Task directions:
Give back the full material, exactly as it reads.
· · · · ·
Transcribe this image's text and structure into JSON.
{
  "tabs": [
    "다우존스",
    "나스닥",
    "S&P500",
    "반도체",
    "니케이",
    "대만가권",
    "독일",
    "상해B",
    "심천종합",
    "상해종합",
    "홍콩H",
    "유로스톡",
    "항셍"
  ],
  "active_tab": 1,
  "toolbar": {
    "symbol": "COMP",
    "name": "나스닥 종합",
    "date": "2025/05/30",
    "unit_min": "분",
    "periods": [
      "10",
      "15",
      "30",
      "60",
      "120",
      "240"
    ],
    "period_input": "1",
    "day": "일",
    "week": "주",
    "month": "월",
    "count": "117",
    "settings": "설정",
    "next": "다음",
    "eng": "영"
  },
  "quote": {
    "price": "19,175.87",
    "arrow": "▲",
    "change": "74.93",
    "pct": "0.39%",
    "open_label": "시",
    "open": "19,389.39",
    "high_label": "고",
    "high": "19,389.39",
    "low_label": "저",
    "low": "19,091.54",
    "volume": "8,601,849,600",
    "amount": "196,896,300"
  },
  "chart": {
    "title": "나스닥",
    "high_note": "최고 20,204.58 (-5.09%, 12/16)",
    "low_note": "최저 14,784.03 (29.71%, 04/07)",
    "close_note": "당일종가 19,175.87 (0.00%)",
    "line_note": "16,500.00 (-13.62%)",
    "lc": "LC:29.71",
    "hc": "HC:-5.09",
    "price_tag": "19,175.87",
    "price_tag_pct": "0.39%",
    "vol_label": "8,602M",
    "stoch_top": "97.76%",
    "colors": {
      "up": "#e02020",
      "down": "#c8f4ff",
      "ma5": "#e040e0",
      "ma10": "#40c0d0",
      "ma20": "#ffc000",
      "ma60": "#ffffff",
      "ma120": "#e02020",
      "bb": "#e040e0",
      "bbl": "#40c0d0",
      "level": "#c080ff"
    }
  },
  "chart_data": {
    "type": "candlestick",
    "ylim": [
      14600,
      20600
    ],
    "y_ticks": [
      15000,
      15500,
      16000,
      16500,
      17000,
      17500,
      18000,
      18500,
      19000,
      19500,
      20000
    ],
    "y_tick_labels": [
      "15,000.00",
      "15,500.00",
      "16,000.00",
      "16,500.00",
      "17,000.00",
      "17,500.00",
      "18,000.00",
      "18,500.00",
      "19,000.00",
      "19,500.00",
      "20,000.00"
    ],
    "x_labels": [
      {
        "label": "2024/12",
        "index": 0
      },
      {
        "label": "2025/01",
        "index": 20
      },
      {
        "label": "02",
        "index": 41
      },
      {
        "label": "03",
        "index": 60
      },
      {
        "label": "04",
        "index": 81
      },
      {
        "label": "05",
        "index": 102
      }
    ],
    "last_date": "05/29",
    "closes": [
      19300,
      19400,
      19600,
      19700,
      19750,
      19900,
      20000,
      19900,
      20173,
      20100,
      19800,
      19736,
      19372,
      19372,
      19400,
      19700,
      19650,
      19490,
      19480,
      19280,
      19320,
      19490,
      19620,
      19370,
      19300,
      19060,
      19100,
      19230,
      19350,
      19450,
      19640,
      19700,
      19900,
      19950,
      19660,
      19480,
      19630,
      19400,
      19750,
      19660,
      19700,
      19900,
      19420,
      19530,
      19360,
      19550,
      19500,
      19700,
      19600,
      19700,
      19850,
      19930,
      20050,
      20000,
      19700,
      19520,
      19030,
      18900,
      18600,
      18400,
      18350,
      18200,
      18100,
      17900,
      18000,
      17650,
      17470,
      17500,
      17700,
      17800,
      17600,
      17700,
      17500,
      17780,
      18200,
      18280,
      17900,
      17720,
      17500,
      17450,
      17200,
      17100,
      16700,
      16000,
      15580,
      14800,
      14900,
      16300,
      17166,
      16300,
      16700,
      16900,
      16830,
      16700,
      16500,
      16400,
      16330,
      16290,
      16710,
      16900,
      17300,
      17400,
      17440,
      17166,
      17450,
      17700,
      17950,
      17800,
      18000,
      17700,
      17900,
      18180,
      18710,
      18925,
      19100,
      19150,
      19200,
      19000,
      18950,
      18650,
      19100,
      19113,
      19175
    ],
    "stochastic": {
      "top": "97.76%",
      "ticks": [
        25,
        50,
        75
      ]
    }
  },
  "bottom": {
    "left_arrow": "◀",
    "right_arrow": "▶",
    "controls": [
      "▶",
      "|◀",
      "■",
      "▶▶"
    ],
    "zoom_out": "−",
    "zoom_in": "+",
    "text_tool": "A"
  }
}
· · · · ·
Task output:
Transcribe this image's text and structure into JSON.
{
  "tabs": [
    "다우존스",
    "나스닥",
    "S&P500",
    "반도체",
    "니케이",
    "대만가권",
    "독일",
    "상해B",
    "심천종합",
    "상해종합",
    "홍콩H",
    "유로스톡",
    "항셍"
  ],
  "active_tab": 1,
  "toolbar": {
    "symbol": "COMP",
    "name": "나스닥 종합",
    "date": "2025/05/30",
    "unit_min": "분",
    "periods": [
      "10",
      "15",
      "30",
      "60",
      "120",
      "240"
    ],
    "period_input": "1",
    "day": "일",
    "week": "주",
    "month": "월",
    "count": "117",
    "settings": "설정",
    "next": "다음",
    "eng": "영"
  },
  "quote": {
    "price": "19,175.87",
    "arrow": "▲",
    "change": "74.93",
    "pct": "0.39%",
    "open_label": "시",
    "open": "19,389.39",
    "high_label": "고",
    "high": "19,389.39",
    "low_label": "저",
    "low": "19,091.54",
    "volume": "8,601,849,600",
    "amount": "196,896,300"
  },
  "chart": {
    "title": "나스닥",
    "high_note": "최고 20,204.58 (-5.09%, 12/16)",
    "low_note": "최저 14,784.03 (29.71%, 04/07)",
    "close_note": "당일종가 19,175.87 (0.00%)",
    "line_note": "16,500.00 (-13.62%)",
    "lc": "LC:29.71",
    "hc": "HC:-5.09",
    "price_tag": "19,175.87",
    "price_tag_pct": "0.39%",
    "vol_label": "8,602M",
    "stoch_top": "97.76%",
    "colors": {
      "up": "#e02020",
      "down": "#c8f4ff",
      "ma5": "#e040e0",
      "ma10": "#40c0d0",
      "ma20": "#ffc000",
      "ma60": "#ffffff",
      "ma120": "#e02020",
      "bb": "#e040e0",
      "bbl": "#40c0d0",
      "level": "#c080ff"
    }
  },
  "chart_data": {
    "type": "candlestick",
    "ylim": [
      14600,
      20600
    ],
    "y_ticks": [
      15000,
      15500,
      16000,
      16500,
      17000,
      17500,
      18000,
      18500,
      19000,
      19500,
      20000
    ],
    "y_tick_labels": [
      "15,000.00",
      "15,500.00",
      "16,000.00",
      "16,500.00",
      "17,000.00",
      "17,500.00",
      "18,000.00",
      "18,500.00",
      "19,000.00",
      "19,500.00",
      "20,000.00"
    ],
    "x_labels": [
      {
        "label": "2024/12",
        "index": 0
      },
      {
        "label": "2025/01",
        "index": 20
      },
      {
        "label": "02",
        "index": 41
      },
      {
        "label": "03",
        "index": 60
      },
      {
        "label": "04",
        "index": 81
      },
      {
        "label": "05",
        "index": 102
      }
    ],
    "last_date": "05/29",
    "closes": [
      19300,
      19400,
      19600,
      19700,
      19750,
      19900,
      20000,
      19900,
      20173,
      20100,
      19800,
      19736,
      19372,
      19372,
      19400,
      19700,
      19650,
      19490,
      19480,
      19280,
      19320,
      19490,
      19620,
      19370,
      19300,
      19060,
      19100,
      19230,
      19350,
      19450,
      19640,
      19700,
      19900,
      19950,
      19660,
      19480,
      19630,
      19400,
      19750,
      19660,
      19700,
      19900,
      19420,
      19530,
      19360,
      19550,
      19500,
      19700,
      19600,
      19700,
      19850,
      19930,
      20050,
      20000,
      19700,
      19520,
      19030,
      18900,
      18600,
      18400,
      18350,
      18200,
      18100,
      17900,
      18000,
      17650,
      17470,
      17500,
      17700,
      17800,
      17600,
      17700,
      17500,
      17780,
      18200,
      18280,
      17900,
      17720,
      17500,
      17450,
      17200,
      17100,
      16700,
      16000,
      15580,
      14800,
      14900,
      16300,
      17166,
      16300,
      16700,
      16900,
      16830,
      16700,
      16500,
      16400,
      16330,
      16290,
      16710,
      16900,
      17300,
      17400,
      17440,
      17166,
      17450,
      17700,
      17950,
      17800,
      18000,
      17700,
      17900,
      18180,
      18710,
      18925,
      19100,
      19150,
      19200,
      19000,
      18950,
      18650,
      19100,
      19113,
      19175
    ],
    "stochastic": {
      "top": "97.76%",
      "ticks": [
        25,
        50,
        75
      ]
    }
  },
  "bottom": {
    "left_arrow": "◀",
    "right_arrow": "▶",
    "controls": [
      "▶",
      "|◀",
      "■",
      "▶▶"
    ],
    "zoom_out": "−",
    "zoom_in": "+",
    "text_tool": "A"
  }
}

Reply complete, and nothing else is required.